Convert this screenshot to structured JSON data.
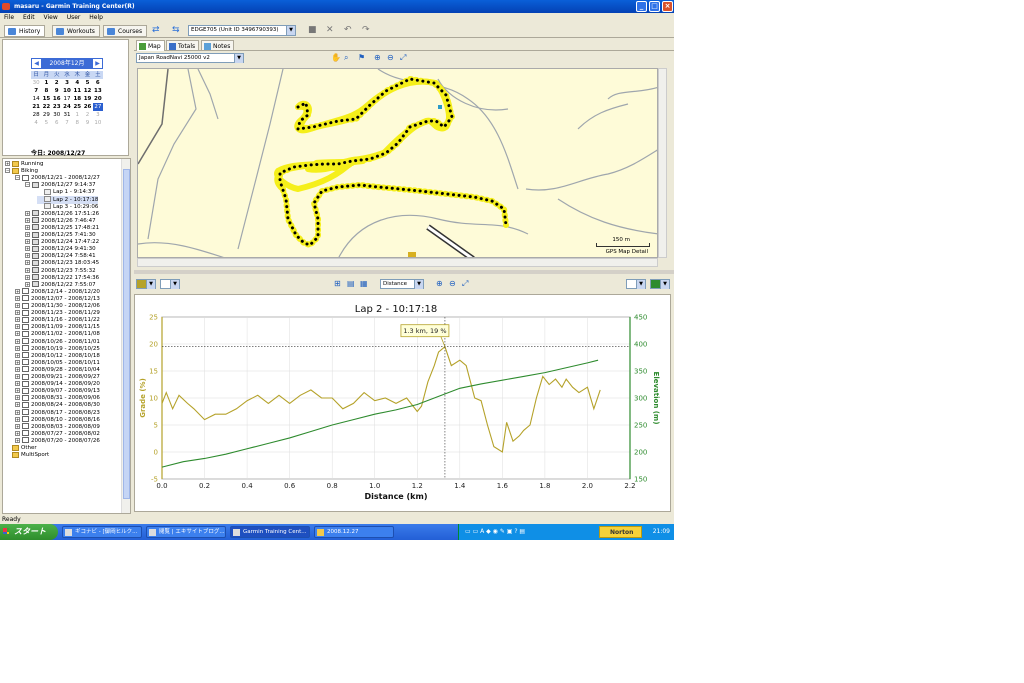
{
  "window": {
    "title": "masaru - Garmin Training Center(R)"
  },
  "menu": [
    "File",
    "Edit",
    "View",
    "User",
    "Help"
  ],
  "left_tabs": [
    "History",
    "Workouts",
    "Courses"
  ],
  "device": {
    "selected": "EDGE705 (Unit ID 3496790393)"
  },
  "calendar": {
    "month_label": "2008年12月",
    "weekdays": [
      "日",
      "月",
      "火",
      "水",
      "木",
      "金",
      "土"
    ],
    "weeks": [
      [
        "30",
        "1",
        "2",
        "3",
        "4",
        "5",
        "6"
      ],
      [
        "7",
        "8",
        "9",
        "10",
        "11",
        "12",
        "13"
      ],
      [
        "14",
        "15",
        "16",
        "17",
        "18",
        "19",
        "20"
      ],
      [
        "21",
        "22",
        "23",
        "24",
        "25",
        "26",
        "27"
      ],
      [
        "28",
        "29",
        "30",
        "31",
        "1",
        "2",
        "3"
      ],
      [
        "4",
        "5",
        "6",
        "7",
        "8",
        "9",
        "10"
      ]
    ],
    "today_label": "今日: 2008/12/27"
  },
  "tree": {
    "running": "Running",
    "biking": "Biking",
    "week_current": "2008/12/21 - 2008/12/27",
    "activity_current": "2008/12/27 9:14:37",
    "laps": [
      "Lap 1 - 9:14:37",
      "Lap 2 - 10:17:18",
      "Lap 3 - 10:29:06"
    ],
    "activities": [
      "2008/12/26 17:51:26",
      "2008/12/26 7:46:47",
      "2008/12/25 17:48:21",
      "2008/12/25 7:41:30",
      "2008/12/24 17:47:22",
      "2008/12/24 9:41:30",
      "2008/12/24 7:58:41",
      "2008/12/23 18:03:45",
      "2008/12/23 7:55:32",
      "2008/12/22 17:54:36",
      "2008/12/22 7:55:07"
    ],
    "weeks": [
      "2008/12/14 - 2008/12/20",
      "2008/12/07 - 2008/12/13",
      "2008/11/30 - 2008/12/06",
      "2008/11/23 - 2008/11/29",
      "2008/11/16 - 2008/11/22",
      "2008/11/09 - 2008/11/15",
      "2008/11/02 - 2008/11/08",
      "2008/10/26 - 2008/11/01",
      "2008/10/19 - 2008/10/25",
      "2008/10/12 - 2008/10/18",
      "2008/10/05 - 2008/10/11",
      "2008/09/28 - 2008/10/04",
      "2008/09/21 - 2008/09/27",
      "2008/09/14 - 2008/09/20",
      "2008/09/07 - 2008/09/13",
      "2008/08/31 - 2008/09/06",
      "2008/08/24 - 2008/08/30",
      "2008/08/17 - 2008/08/23",
      "2008/08/10 - 2008/08/16",
      "2008/08/03 - 2008/08/09",
      "2008/07/27 - 2008/08/02",
      "2008/07/20 - 2008/07/26"
    ],
    "other": "Other",
    "multisport": "MultiSport"
  },
  "map": {
    "tabs": [
      "Map",
      "Totals",
      "Notes"
    ],
    "map_select": "Japan RoadNavi 25000 v2",
    "scale_label": "150 m",
    "detail_label": "GPS Map Detail"
  },
  "chart_toolbar": {
    "axis_select": "Distance"
  },
  "status": "Ready",
  "taskbar": {
    "start": "スタート",
    "tasks": [
      "ギコナビ - [御岡ヒルク...",
      "閲覧 | エキサイトブログ...",
      "Garmin Training Cent...",
      "2008.12.27"
    ],
    "norton": "Norton",
    "clock": "21:09"
  },
  "colors": {
    "grade": "#b5a22a",
    "elevation": "#2e8b2e",
    "track": "#f5ef1a",
    "track_dots": "#000000",
    "map_bg": "#fefbd8",
    "road": "#9fa6ad"
  },
  "chart_data": {
    "type": "line",
    "title": "Lap 2 - 10:17:18",
    "xlabel": "Distance (km)",
    "ylabel": "Grade (%)",
    "y2label": "Elevation (m)",
    "xlim": [
      0.0,
      2.2
    ],
    "ylim": [
      -5,
      25
    ],
    "y2lim": [
      150,
      450
    ],
    "x_ticks": [
      "0.0",
      "0.2",
      "0.4",
      "0.6",
      "0.8",
      "1.0",
      "1.2",
      "1.4",
      "1.6",
      "1.8",
      "2.0",
      "2.2"
    ],
    "y_ticks": [
      "-5",
      "0",
      "5",
      "10",
      "15",
      "20",
      "25"
    ],
    "y2_ticks": [
      "150",
      "200",
      "250",
      "300",
      "350",
      "400",
      "450"
    ],
    "annotation": {
      "text": "1.3 km, 19 %",
      "x": 1.33,
      "y": 19.5
    },
    "series": [
      {
        "name": "Grade",
        "axis": "left",
        "points": [
          [
            0.0,
            9
          ],
          [
            0.02,
            11
          ],
          [
            0.05,
            8
          ],
          [
            0.08,
            10.5
          ],
          [
            0.12,
            9
          ],
          [
            0.15,
            8
          ],
          [
            0.2,
            6
          ],
          [
            0.25,
            7
          ],
          [
            0.3,
            7
          ],
          [
            0.35,
            8
          ],
          [
            0.4,
            9.5
          ],
          [
            0.45,
            10.5
          ],
          [
            0.5,
            9
          ],
          [
            0.55,
            10.5
          ],
          [
            0.6,
            9
          ],
          [
            0.65,
            10.5
          ],
          [
            0.7,
            11.5
          ],
          [
            0.75,
            10
          ],
          [
            0.8,
            10
          ],
          [
            0.85,
            8
          ],
          [
            0.9,
            9
          ],
          [
            0.95,
            11
          ],
          [
            1.0,
            9.5
          ],
          [
            1.05,
            10
          ],
          [
            1.1,
            9
          ],
          [
            1.15,
            10
          ],
          [
            1.2,
            7.5
          ],
          [
            1.22,
            8.5
          ],
          [
            1.25,
            13
          ],
          [
            1.28,
            16
          ],
          [
            1.3,
            18.5
          ],
          [
            1.33,
            19.5
          ],
          [
            1.36,
            16
          ],
          [
            1.4,
            17
          ],
          [
            1.43,
            16
          ],
          [
            1.47,
            10
          ],
          [
            1.5,
            9.5
          ],
          [
            1.53,
            5
          ],
          [
            1.56,
            1
          ],
          [
            1.6,
            0
          ],
          [
            1.62,
            5.5
          ],
          [
            1.65,
            2
          ],
          [
            1.68,
            3
          ],
          [
            1.7,
            4
          ],
          [
            1.73,
            5
          ],
          [
            1.76,
            10
          ],
          [
            1.79,
            14
          ],
          [
            1.82,
            12.5
          ],
          [
            1.85,
            13.5
          ],
          [
            1.88,
            12
          ],
          [
            1.9,
            13.5
          ],
          [
            1.93,
            12
          ],
          [
            1.96,
            11
          ],
          [
            2.0,
            12
          ],
          [
            2.03,
            8
          ],
          [
            2.06,
            11.5
          ]
        ]
      },
      {
        "name": "Elevation",
        "axis": "right",
        "points": [
          [
            0.0,
            172
          ],
          [
            0.1,
            182
          ],
          [
            0.2,
            188
          ],
          [
            0.3,
            196
          ],
          [
            0.4,
            206
          ],
          [
            0.5,
            216
          ],
          [
            0.6,
            226
          ],
          [
            0.7,
            238
          ],
          [
            0.8,
            250
          ],
          [
            0.9,
            260
          ],
          [
            1.0,
            270
          ],
          [
            1.1,
            278
          ],
          [
            1.2,
            288
          ],
          [
            1.3,
            303
          ],
          [
            1.4,
            318
          ],
          [
            1.5,
            326
          ],
          [
            1.6,
            333
          ],
          [
            1.7,
            340
          ],
          [
            1.8,
            347
          ],
          [
            1.9,
            356
          ],
          [
            2.0,
            365
          ],
          [
            2.05,
            370
          ]
        ]
      }
    ]
  }
}
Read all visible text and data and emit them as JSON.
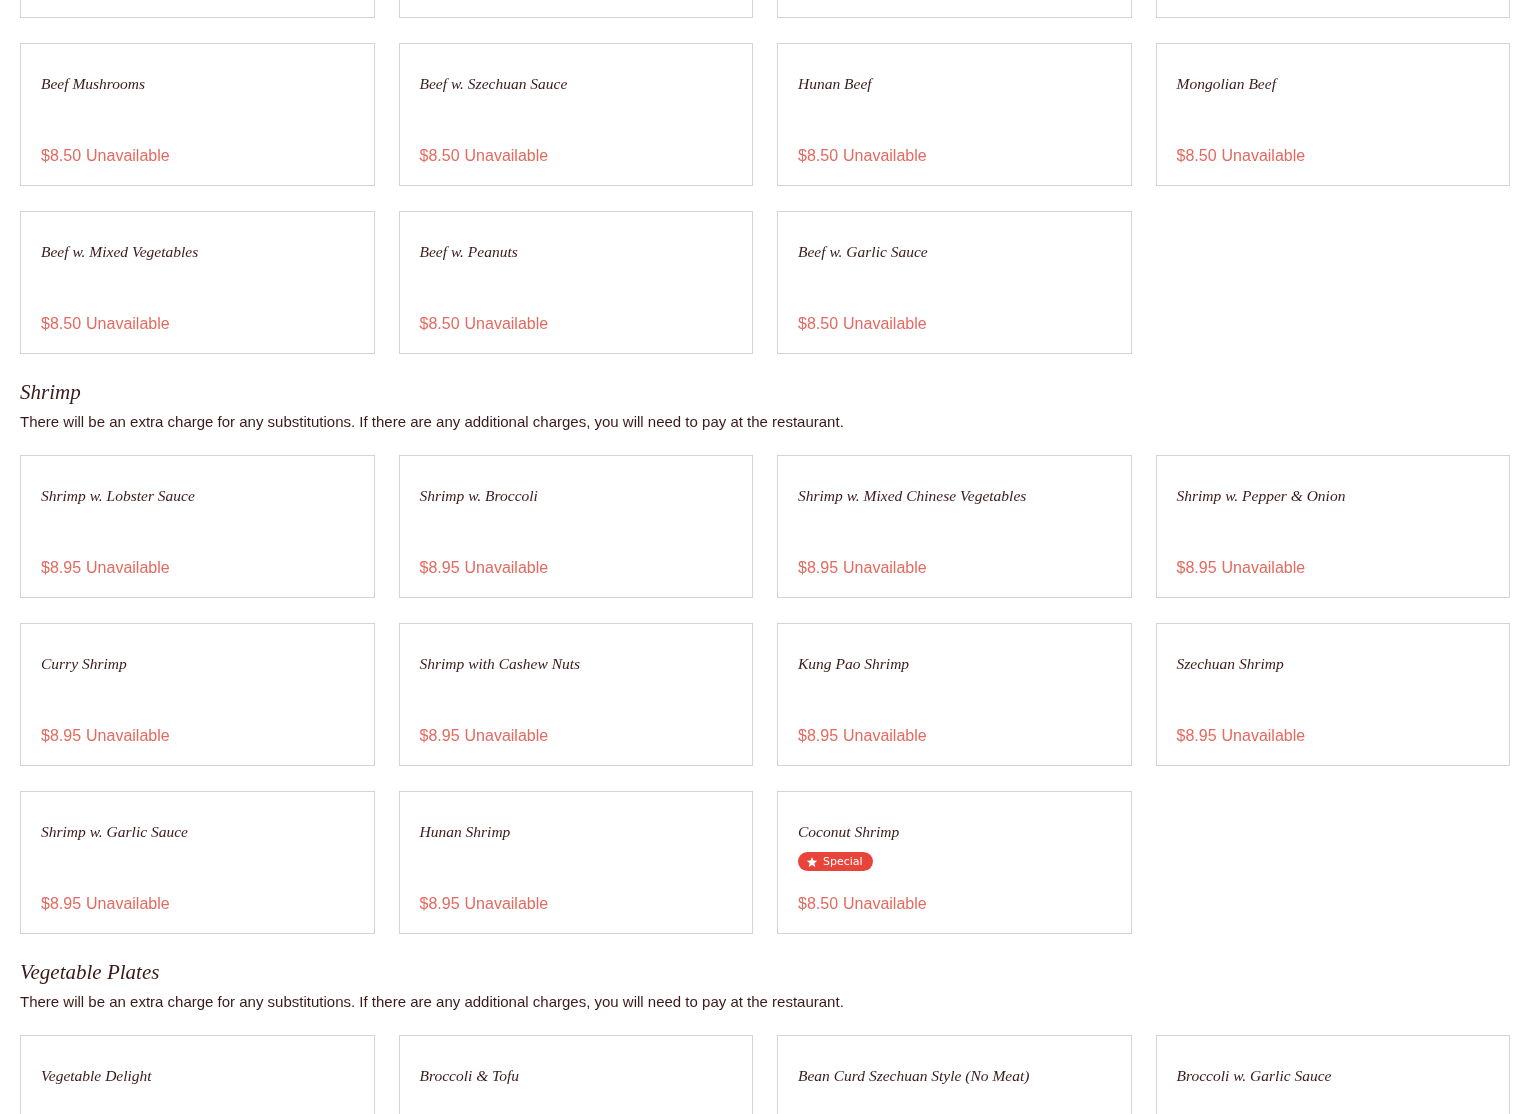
{
  "sections": [
    {
      "items": [
        {
          "name": "Beef Mushrooms",
          "price": "$8.50",
          "availability": "Unavailable"
        },
        {
          "name": "Beef w. Szechuan Sauce",
          "price": "$8.50",
          "availability": "Unavailable"
        },
        {
          "name": "Hunan Beef",
          "price": "$8.50",
          "availability": "Unavailable"
        },
        {
          "name": "Mongolian Beef",
          "price": "$8.50",
          "availability": "Unavailable"
        },
        {
          "name": "Beef w. Mixed Vegetables",
          "price": "$8.50",
          "availability": "Unavailable"
        },
        {
          "name": "Beef w. Peanuts",
          "price": "$8.50",
          "availability": "Unavailable"
        },
        {
          "name": "Beef w. Garlic Sauce",
          "price": "$8.50",
          "availability": "Unavailable"
        }
      ]
    },
    {
      "title": "Shrimp",
      "note": "There will be an extra charge for any substitutions. If there are any additional charges, you will need to pay at the restaurant.",
      "items": [
        {
          "name": "Shrimp w. Lobster Sauce",
          "price": "$8.95",
          "availability": "Unavailable"
        },
        {
          "name": "Shrimp w. Broccoli",
          "price": "$8.95",
          "availability": "Unavailable"
        },
        {
          "name": "Shrimp w. Mixed Chinese Vegetables",
          "price": "$8.95",
          "availability": "Unavailable"
        },
        {
          "name": "Shrimp w. Pepper & Onion",
          "price": "$8.95",
          "availability": "Unavailable"
        },
        {
          "name": "Curry Shrimp",
          "price": "$8.95",
          "availability": "Unavailable"
        },
        {
          "name": "Shrimp with Cashew Nuts",
          "price": "$8.95",
          "availability": "Unavailable"
        },
        {
          "name": "Kung Pao Shrimp",
          "price": "$8.95",
          "availability": "Unavailable"
        },
        {
          "name": "Szechuan Shrimp",
          "price": "$8.95",
          "availability": "Unavailable"
        },
        {
          "name": "Shrimp w. Garlic Sauce",
          "price": "$8.95",
          "availability": "Unavailable"
        },
        {
          "name": "Hunan Shrimp",
          "price": "$8.95",
          "availability": "Unavailable"
        },
        {
          "name": "Coconut Shrimp",
          "badge": "Special",
          "price": "$8.50",
          "availability": "Unavailable"
        }
      ]
    },
    {
      "title": "Vegetable Plates",
      "note": "There will be an extra charge for any substitutions. If there are any additional charges, you will need to pay at the restaurant.",
      "items": [
        {
          "name": "Vegetable Delight"
        },
        {
          "name": "Broccoli & Tofu"
        },
        {
          "name": "Bean Curd Szechuan Style (No Meat)"
        },
        {
          "name": "Broccoli w. Garlic Sauce"
        }
      ]
    }
  ]
}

==================================================

THE PROBLEM »
Give only the number of lines in the material above where the string "Broccoli" appears.

THE COMPLETED TASK »
3